* Task requirements *
Copy out every record below, word for word.

* Collected data entries *
· · · · ·
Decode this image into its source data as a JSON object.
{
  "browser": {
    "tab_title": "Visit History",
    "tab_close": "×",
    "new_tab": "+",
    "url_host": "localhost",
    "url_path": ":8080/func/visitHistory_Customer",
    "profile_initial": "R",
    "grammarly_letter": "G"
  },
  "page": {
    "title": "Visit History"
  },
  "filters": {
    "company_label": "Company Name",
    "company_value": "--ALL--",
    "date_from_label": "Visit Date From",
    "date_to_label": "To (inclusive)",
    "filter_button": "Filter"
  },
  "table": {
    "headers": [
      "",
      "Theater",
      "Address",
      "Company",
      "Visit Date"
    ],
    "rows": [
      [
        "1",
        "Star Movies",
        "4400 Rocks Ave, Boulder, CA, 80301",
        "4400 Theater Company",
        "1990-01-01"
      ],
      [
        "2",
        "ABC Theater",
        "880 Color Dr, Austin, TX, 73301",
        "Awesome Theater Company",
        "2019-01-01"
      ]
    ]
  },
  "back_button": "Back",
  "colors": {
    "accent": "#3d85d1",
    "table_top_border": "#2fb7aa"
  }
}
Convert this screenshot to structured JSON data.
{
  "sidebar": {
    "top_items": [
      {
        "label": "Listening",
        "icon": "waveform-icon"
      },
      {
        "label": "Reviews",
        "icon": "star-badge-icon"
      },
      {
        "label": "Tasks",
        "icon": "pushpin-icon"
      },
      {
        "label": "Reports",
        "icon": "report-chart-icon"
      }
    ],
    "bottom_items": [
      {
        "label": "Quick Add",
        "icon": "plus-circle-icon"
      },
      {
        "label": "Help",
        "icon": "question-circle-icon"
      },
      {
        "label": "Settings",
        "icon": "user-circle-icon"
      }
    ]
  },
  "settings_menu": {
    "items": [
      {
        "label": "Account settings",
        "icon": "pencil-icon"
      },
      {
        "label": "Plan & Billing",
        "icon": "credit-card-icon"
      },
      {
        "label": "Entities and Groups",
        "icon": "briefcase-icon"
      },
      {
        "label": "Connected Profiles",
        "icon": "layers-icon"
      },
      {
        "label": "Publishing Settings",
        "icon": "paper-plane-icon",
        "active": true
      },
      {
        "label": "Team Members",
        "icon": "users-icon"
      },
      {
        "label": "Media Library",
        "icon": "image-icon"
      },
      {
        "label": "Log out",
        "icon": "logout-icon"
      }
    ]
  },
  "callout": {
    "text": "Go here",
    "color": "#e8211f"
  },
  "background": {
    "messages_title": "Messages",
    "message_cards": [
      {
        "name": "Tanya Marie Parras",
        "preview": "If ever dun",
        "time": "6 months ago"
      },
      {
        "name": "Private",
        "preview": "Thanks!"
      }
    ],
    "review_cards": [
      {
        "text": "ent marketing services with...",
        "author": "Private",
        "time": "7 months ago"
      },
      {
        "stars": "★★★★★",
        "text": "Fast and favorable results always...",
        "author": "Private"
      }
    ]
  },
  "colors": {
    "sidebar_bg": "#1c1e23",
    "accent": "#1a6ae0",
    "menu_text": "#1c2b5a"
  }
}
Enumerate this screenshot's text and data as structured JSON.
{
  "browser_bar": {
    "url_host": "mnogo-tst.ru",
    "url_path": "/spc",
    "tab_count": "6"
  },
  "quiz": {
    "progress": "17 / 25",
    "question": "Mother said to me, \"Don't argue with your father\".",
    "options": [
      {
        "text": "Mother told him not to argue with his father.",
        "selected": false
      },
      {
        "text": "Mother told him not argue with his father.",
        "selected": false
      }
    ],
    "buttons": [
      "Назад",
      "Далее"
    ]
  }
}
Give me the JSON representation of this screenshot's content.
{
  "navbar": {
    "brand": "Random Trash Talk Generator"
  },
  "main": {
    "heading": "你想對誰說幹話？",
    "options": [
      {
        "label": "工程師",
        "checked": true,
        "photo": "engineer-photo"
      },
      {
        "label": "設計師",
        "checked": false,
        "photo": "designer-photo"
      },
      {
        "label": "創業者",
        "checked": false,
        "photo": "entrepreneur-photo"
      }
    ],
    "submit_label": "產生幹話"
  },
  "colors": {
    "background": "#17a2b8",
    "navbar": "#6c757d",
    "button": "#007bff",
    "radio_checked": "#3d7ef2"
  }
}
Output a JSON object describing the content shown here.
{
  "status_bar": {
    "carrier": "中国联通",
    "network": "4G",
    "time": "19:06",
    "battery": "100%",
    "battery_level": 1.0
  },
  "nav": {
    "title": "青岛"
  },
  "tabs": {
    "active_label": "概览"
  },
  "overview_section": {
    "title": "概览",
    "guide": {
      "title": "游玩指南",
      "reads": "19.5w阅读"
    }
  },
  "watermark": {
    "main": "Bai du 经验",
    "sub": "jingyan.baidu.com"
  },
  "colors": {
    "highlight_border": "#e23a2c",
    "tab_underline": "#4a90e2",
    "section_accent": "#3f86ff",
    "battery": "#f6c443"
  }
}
· · · · ·
* Problem solution *
Decode this image into its source data as a JSON object.
{
  "browser": {
    "tab_title": "Visit History",
    "tab_close": "×",
    "new_tab": "+",
    "url_host": "localhost",
    "url_path": ":8080/func/visitHistory_Customer",
    "profile_initial": "R",
    "grammarly_letter": "G"
  },
  "page": {
    "title": "Visit History"
  },
  "filters": {
    "company_label": "Company Name",
    "company_value": "--ALL--",
    "date_from_label": "Visit Date From",
    "date_to_label": "To (inclusive)",
    "filter_button": "Filter"
  },
  "table": {
    "headers": [
      "",
      "Theater",
      "Address",
      "Company",
      "Visit Date"
    ],
    "rows": [
      [
        "1",
        "Star Movies",
        "4400 Rocks Ave, Boulder, CA, 80301",
        "4400 Theater Company",
        "1990-01-01"
      ],
      [
        "2",
        "ABC Theater",
        "880 Color Dr, Austin, TX, 73301",
        "Awesome Theater Company",
        "2019-01-01"
      ]
    ]
  },
  "back_button": "Back",
  "colors": {
    "accent": "#3d85d1",
    "table_top_border": "#2fb7aa"
  }
}
Convert this screenshot to structured JSON data.
{
  "sidebar": {
    "top_items": [
      {
        "label": "Listening",
        "icon": "waveform-icon"
      },
      {
        "label": "Reviews",
        "icon": "star-badge-icon"
      },
      {
        "label": "Tasks",
        "icon": "pushpin-icon"
      },
      {
        "label": "Reports",
        "icon": "report-chart-icon"
      }
    ],
    "bottom_items": [
      {
        "label": "Quick Add",
        "icon": "plus-circle-icon"
      },
      {
        "label": "Help",
        "icon": "question-circle-icon"
      },
      {
        "label": "Settings",
        "icon": "user-circle-icon"
      }
    ]
  },
  "settings_menu": {
    "items": [
      {
        "label": "Account settings",
        "icon": "pencil-icon"
      },
      {
        "label": "Plan & Billing",
        "icon": "credit-card-icon"
      },
      {
        "label": "Entities and Groups",
        "icon": "briefcase-icon"
      },
      {
        "label": "Connected Profiles",
        "icon": "layers-icon"
      },
      {
        "label": "Publishing Settings",
        "icon": "paper-plane-icon",
        "active": true
      },
      {
        "label": "Team Members",
        "icon": "users-icon"
      },
      {
        "label": "Media Library",
        "icon": "image-icon"
      },
      {
        "label": "Log out",
        "icon": "logout-icon"
      }
    ]
  },
  "callout": {
    "text": "Go here",
    "color": "#e8211f"
  },
  "background": {
    "messages_title": "Messages",
    "message_cards": [
      {
        "name": "Tanya Marie Parras",
        "preview": "If ever dun",
        "time": "6 months ago"
      },
      {
        "name": "Private",
        "preview": "Thanks!"
      }
    ],
    "review_cards": [
      {
        "text": "ent marketing services with...",
        "author": "Private",
        "time": "7 months ago"
      },
      {
        "stars": "★★★★★",
        "text": "Fast and favorable results always...",
        "author": "Private"
      }
    ]
  },
  "colors": {
    "sidebar_bg": "#1c1e23",
    "accent": "#1a6ae0",
    "menu_text": "#1c2b5a"
  }
}
Enumerate this screenshot's text and data as structured JSON.
{
  "browser_bar": {
    "url_host": "mnogo-tst.ru",
    "url_path": "/spc",
    "tab_count": "6"
  },
  "quiz": {
    "progress": "17 / 25",
    "question": "Mother said to me, \"Don't argue with your father\".",
    "options": [
      {
        "text": "Mother told him not to argue with his father.",
        "selected": false
      },
      {
        "text": "Mother told him not argue with his father.",
        "selected": false
      }
    ],
    "buttons": [
      "Назад",
      "Далее"
    ]
  }
}
Give me the JSON representation of this screenshot's content.
{
  "navbar": {
    "brand": "Random Trash Talk Generator"
  },
  "main": {
    "heading": "你想對誰說幹話？",
    "options": [
      {
        "label": "工程師",
        "checked": true,
        "photo": "engineer-photo"
      },
      {
        "label": "設計師",
        "checked": false,
        "photo": "designer-photo"
      },
      {
        "label": "創業者",
        "checked": false,
        "photo": "entrepreneur-photo"
      }
    ],
    "submit_label": "產生幹話"
  },
  "colors": {
    "background": "#17a2b8",
    "navbar": "#6c757d",
    "button": "#007bff",
    "radio_checked": "#3d7ef2"
  }
}
Output a JSON object describing the content shown here.
{
  "status_bar": {
    "carrier": "中国联通",
    "network": "4G",
    "time": "19:06",
    "battery": "100%",
    "battery_level": 1.0
  },
  "nav": {
    "title": "青岛"
  },
  "tabs": {
    "active_label": "概览"
  },
  "overview_section": {
    "title": "概览",
    "guide": {
      "title": "游玩指南",
      "reads": "19.5w阅读"
    }
  },
  "watermark": {
    "main": "Bai du 经验",
    "sub": "jingyan.baidu.com"
  },
  "colors": {
    "highlight_border": "#e23a2c",
    "tab_underline": "#4a90e2",
    "section_accent": "#3f86ff",
    "battery": "#f6c443"
  }
}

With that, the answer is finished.